Which lines hold the word "Single"? Copy each of them.

[Figure data in JSON]
[Start]

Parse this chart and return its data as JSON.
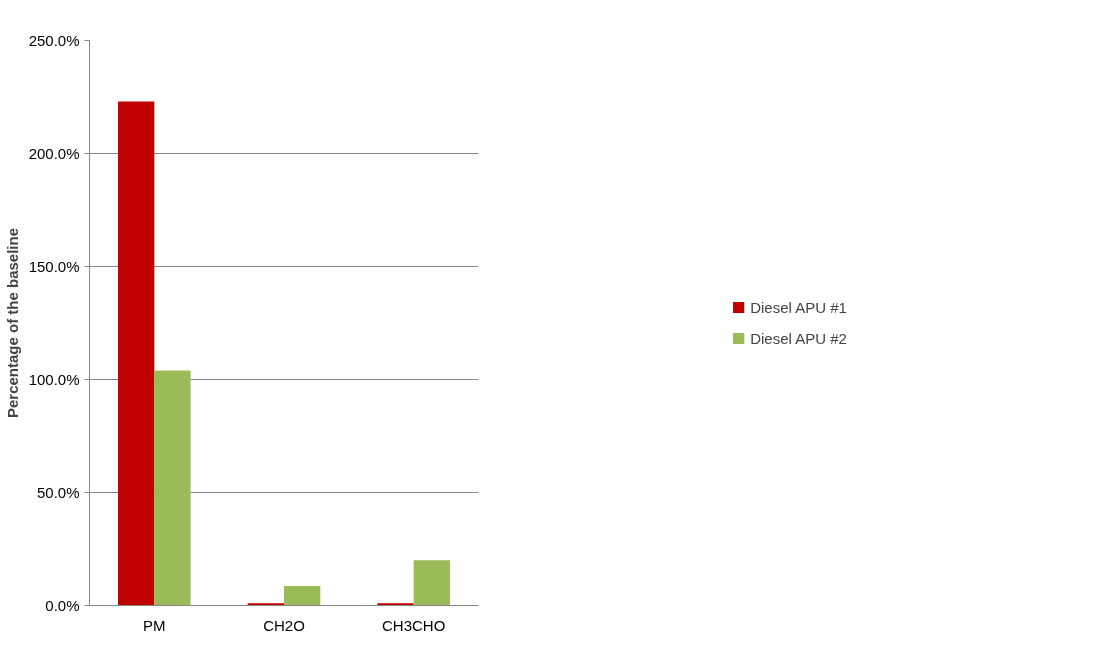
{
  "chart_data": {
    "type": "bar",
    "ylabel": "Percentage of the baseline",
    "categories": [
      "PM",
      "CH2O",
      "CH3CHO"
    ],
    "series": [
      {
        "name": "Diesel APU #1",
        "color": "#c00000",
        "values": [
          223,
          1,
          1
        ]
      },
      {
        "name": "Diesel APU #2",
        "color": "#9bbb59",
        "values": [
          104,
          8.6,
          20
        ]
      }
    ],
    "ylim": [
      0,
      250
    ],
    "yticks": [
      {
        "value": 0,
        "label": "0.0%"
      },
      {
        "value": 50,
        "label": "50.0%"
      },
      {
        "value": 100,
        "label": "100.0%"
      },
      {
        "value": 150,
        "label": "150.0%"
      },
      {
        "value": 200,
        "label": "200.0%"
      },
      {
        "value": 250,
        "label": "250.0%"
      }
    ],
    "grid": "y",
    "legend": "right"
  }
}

[End]
[Start]

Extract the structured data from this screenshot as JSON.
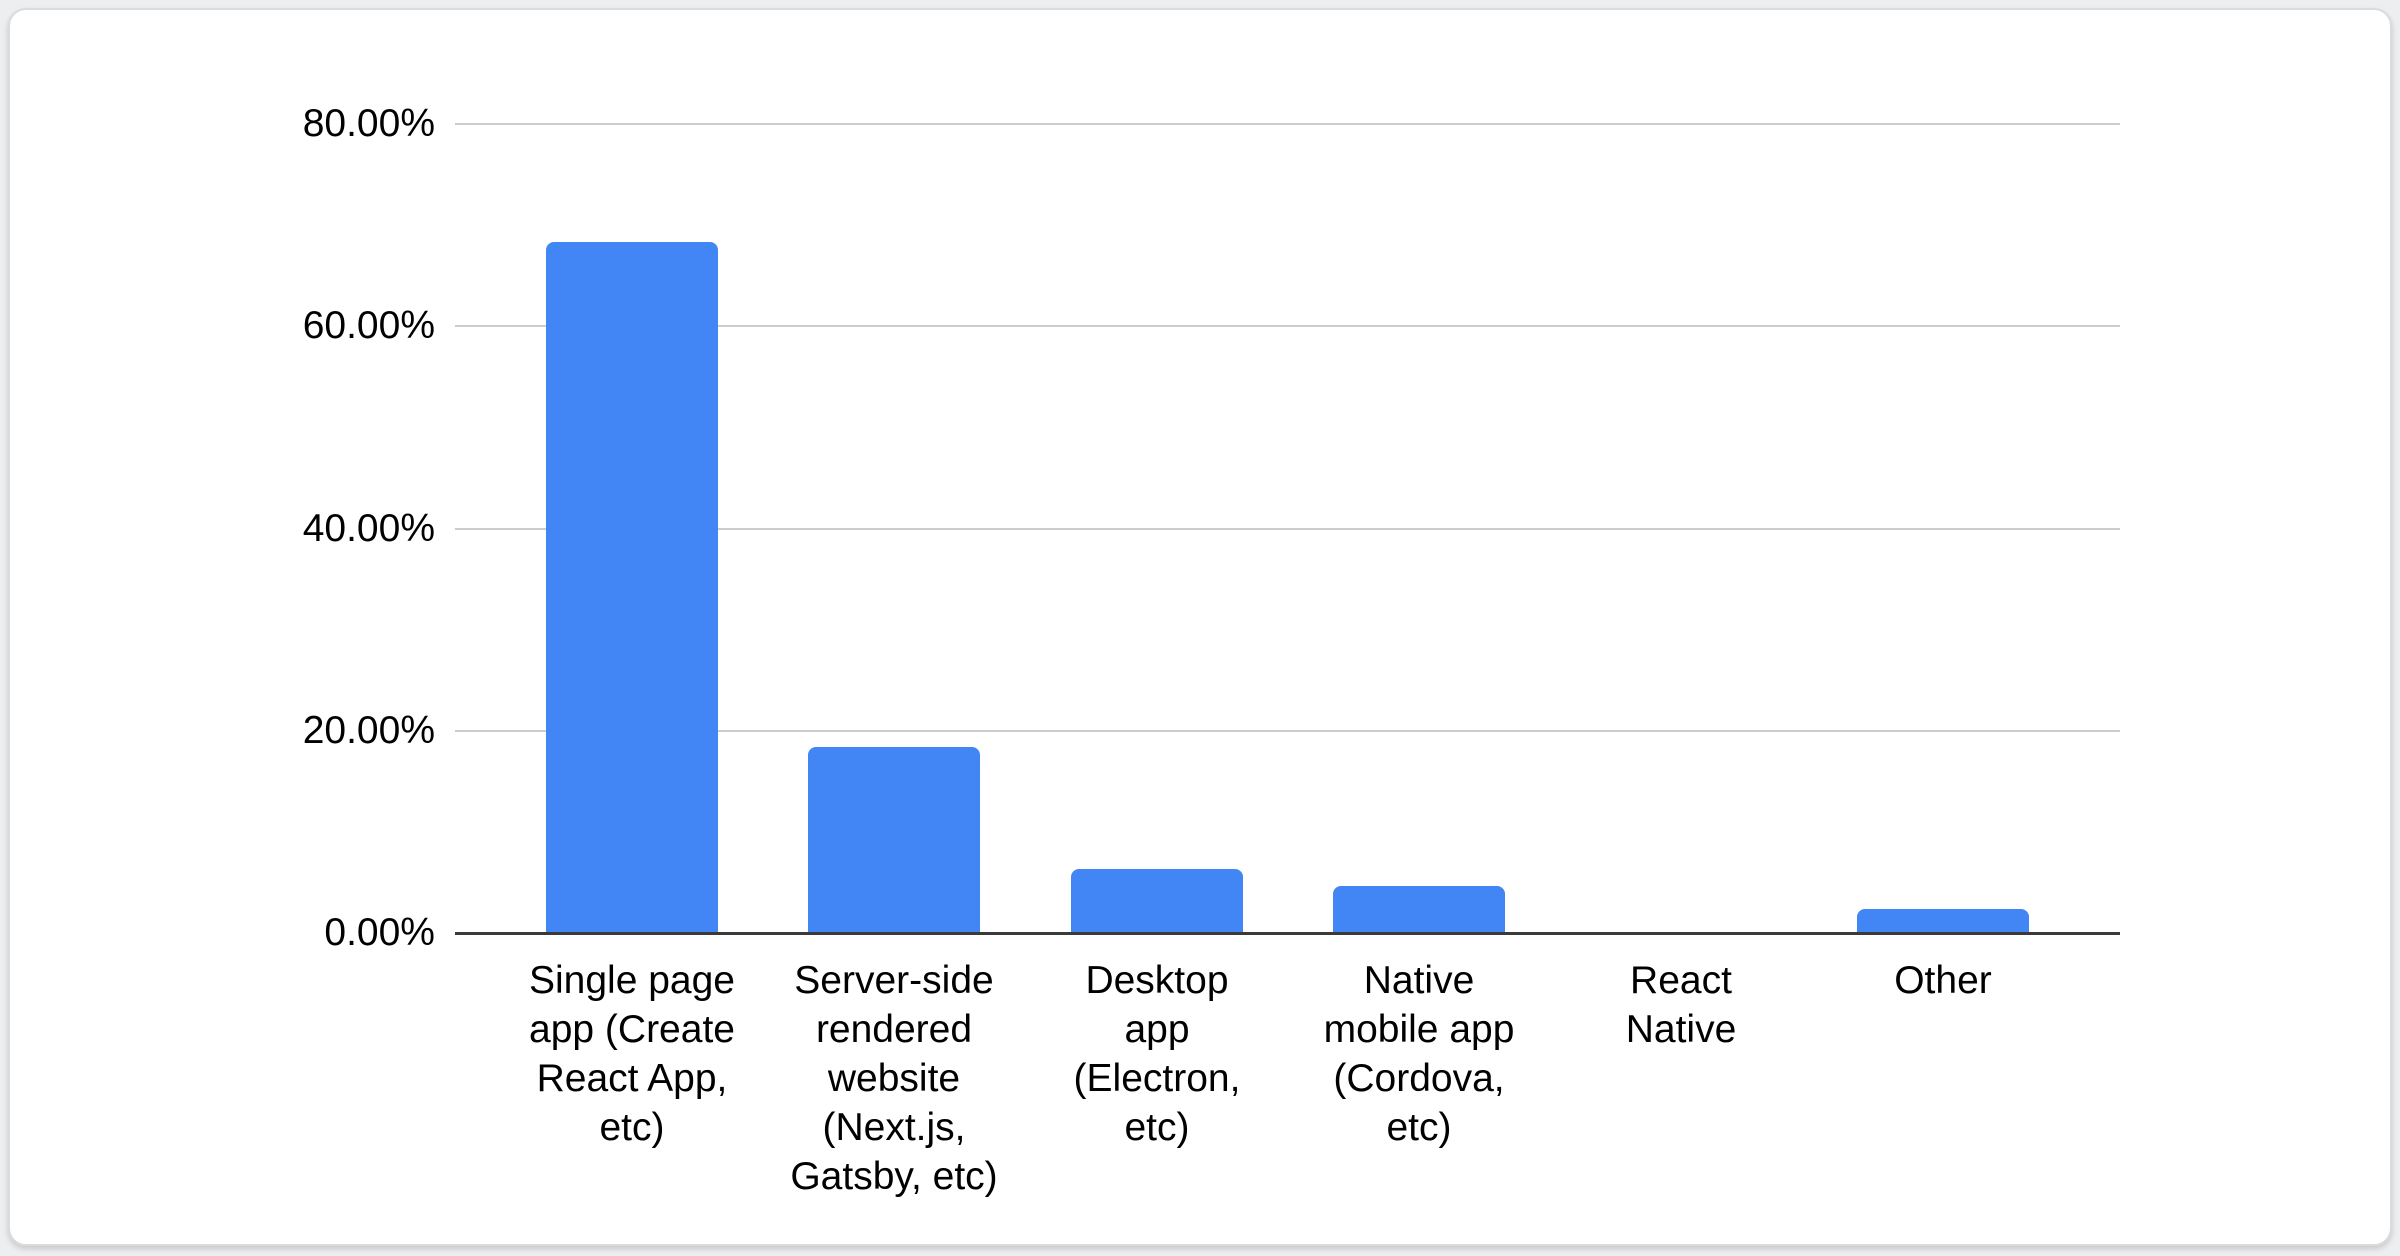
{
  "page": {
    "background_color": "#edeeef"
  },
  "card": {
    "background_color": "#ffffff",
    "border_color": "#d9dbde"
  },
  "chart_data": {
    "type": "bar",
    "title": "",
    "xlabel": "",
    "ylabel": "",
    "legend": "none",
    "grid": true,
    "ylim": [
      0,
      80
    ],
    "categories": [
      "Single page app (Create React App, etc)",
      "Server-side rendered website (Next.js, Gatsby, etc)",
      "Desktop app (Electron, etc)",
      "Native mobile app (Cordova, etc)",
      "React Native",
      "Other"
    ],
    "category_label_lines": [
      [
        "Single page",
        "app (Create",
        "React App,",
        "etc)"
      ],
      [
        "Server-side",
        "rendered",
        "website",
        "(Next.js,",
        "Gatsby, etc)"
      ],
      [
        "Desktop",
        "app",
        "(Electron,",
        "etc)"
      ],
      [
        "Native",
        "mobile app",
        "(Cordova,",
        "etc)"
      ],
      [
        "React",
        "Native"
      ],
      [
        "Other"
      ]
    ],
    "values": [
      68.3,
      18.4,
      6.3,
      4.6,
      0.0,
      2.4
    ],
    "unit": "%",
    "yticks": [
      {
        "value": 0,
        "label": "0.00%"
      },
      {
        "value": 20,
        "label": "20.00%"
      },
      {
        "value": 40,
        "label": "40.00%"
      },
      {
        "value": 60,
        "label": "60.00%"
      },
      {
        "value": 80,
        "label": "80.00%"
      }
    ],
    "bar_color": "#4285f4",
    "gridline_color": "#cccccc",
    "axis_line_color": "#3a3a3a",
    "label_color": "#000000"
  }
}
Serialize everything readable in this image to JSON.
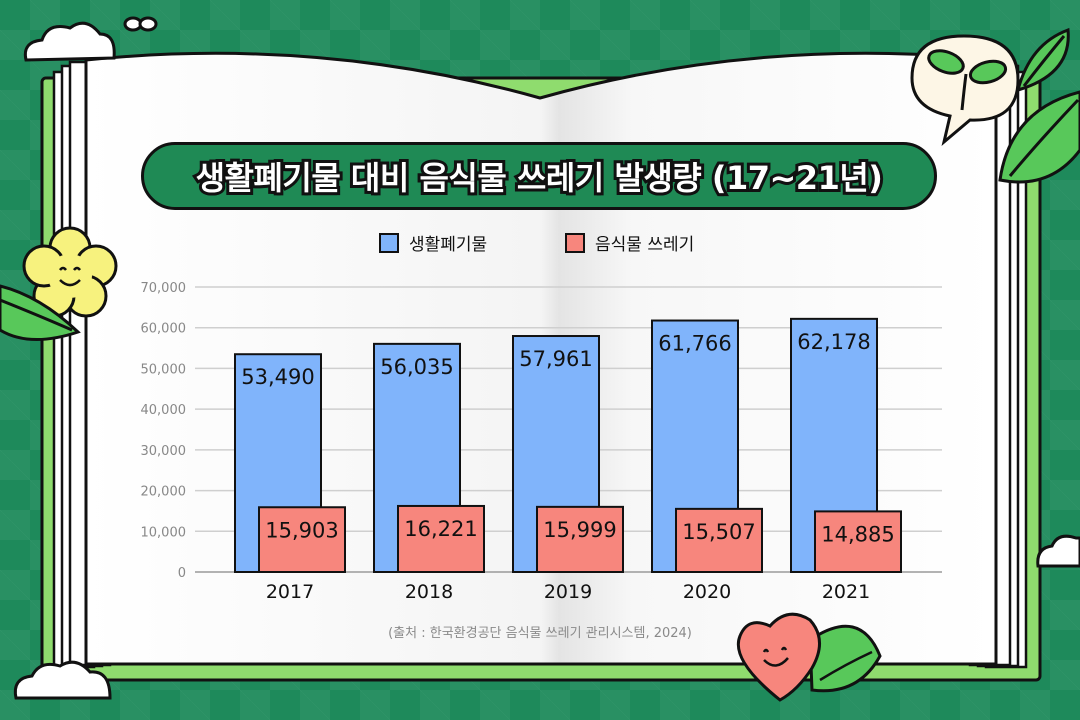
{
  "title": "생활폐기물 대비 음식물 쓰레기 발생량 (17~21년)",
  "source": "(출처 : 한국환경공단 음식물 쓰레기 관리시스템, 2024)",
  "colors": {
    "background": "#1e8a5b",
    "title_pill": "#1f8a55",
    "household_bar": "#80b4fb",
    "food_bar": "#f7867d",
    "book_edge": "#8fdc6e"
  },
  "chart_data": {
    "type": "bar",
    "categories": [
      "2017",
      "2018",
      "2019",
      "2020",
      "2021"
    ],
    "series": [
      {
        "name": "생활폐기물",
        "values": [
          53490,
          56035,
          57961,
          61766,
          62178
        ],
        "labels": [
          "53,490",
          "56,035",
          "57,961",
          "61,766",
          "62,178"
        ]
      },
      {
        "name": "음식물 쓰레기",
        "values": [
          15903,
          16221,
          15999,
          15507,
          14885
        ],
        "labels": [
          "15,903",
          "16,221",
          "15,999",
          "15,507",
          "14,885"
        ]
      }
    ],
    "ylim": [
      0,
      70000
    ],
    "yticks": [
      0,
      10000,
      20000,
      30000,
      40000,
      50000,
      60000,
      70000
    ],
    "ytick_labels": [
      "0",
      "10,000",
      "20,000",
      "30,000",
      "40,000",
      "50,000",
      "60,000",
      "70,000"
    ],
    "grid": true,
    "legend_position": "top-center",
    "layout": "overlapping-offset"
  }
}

[End]
[Start]

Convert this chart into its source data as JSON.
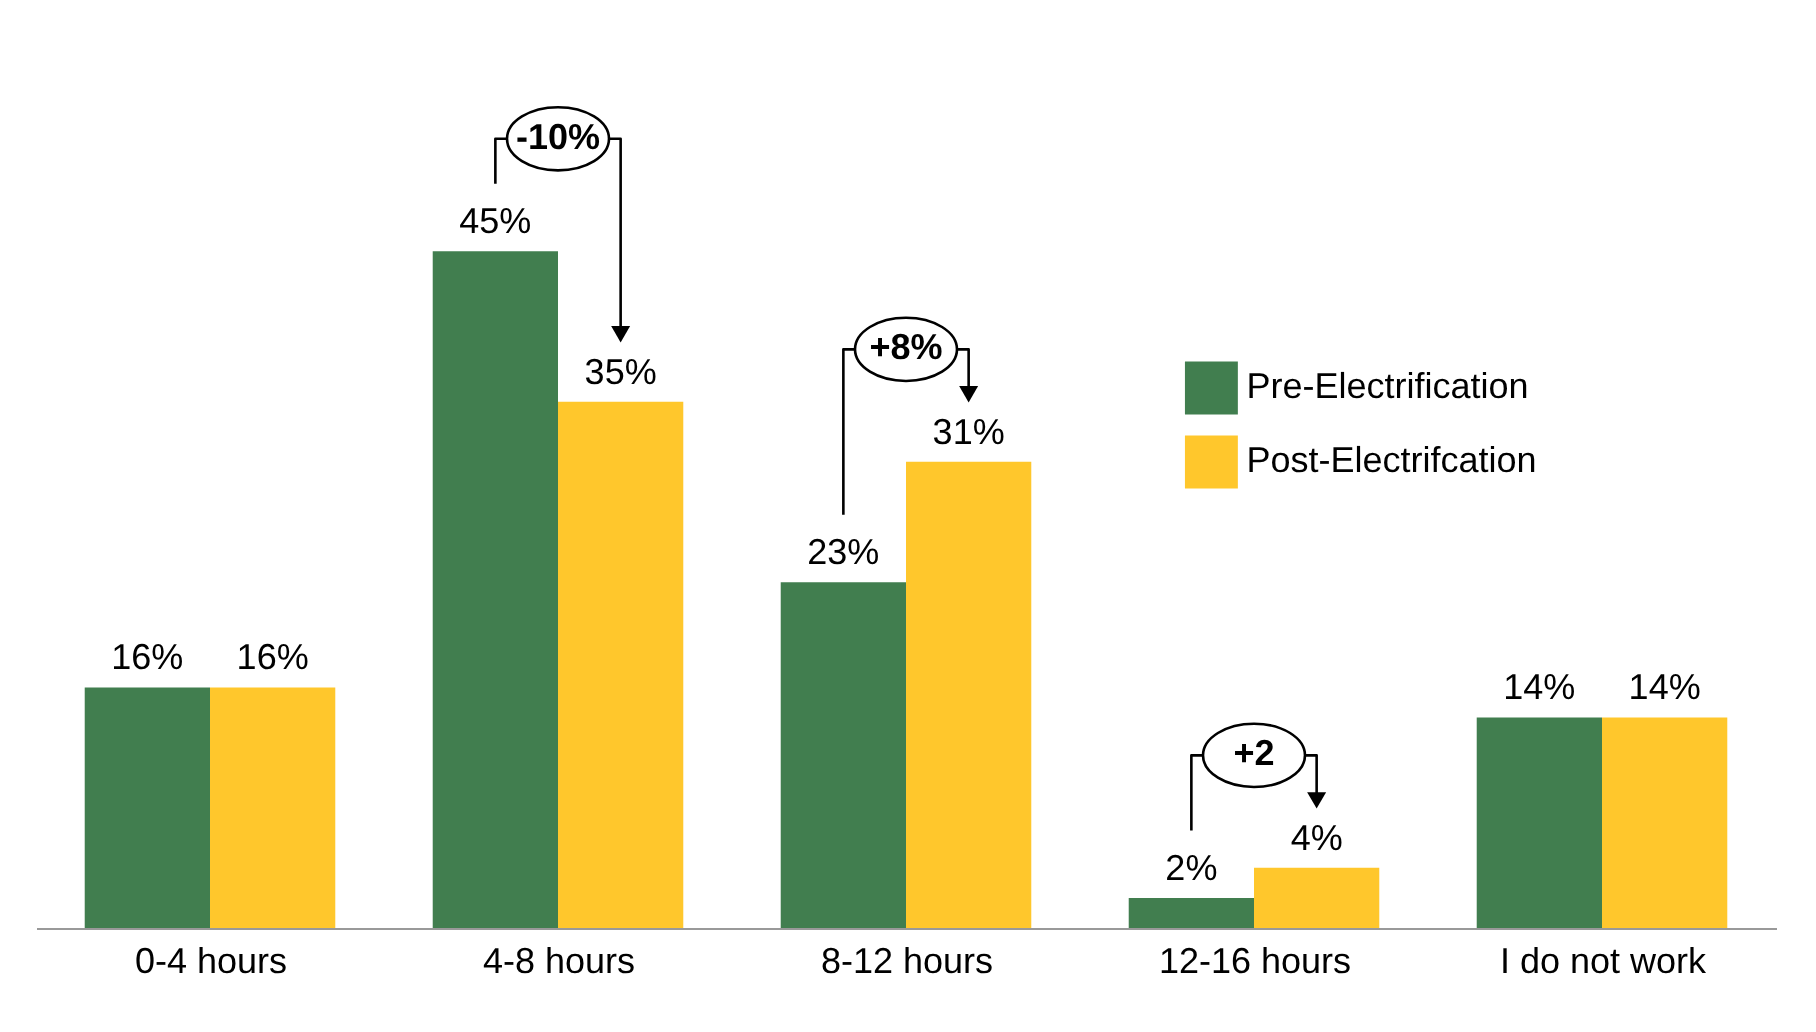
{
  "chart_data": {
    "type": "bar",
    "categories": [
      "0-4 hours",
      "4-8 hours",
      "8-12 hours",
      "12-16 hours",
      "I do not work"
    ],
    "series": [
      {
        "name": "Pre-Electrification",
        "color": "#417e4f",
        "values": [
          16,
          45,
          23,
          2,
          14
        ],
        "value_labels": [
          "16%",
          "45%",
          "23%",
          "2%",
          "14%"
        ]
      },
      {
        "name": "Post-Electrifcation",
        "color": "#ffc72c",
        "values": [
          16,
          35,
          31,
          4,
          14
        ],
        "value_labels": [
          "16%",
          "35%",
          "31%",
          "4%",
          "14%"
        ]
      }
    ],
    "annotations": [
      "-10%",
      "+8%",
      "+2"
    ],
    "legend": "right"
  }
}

[End]

Task result →
      "Single page app (Create React App, etc)",
        "Single page",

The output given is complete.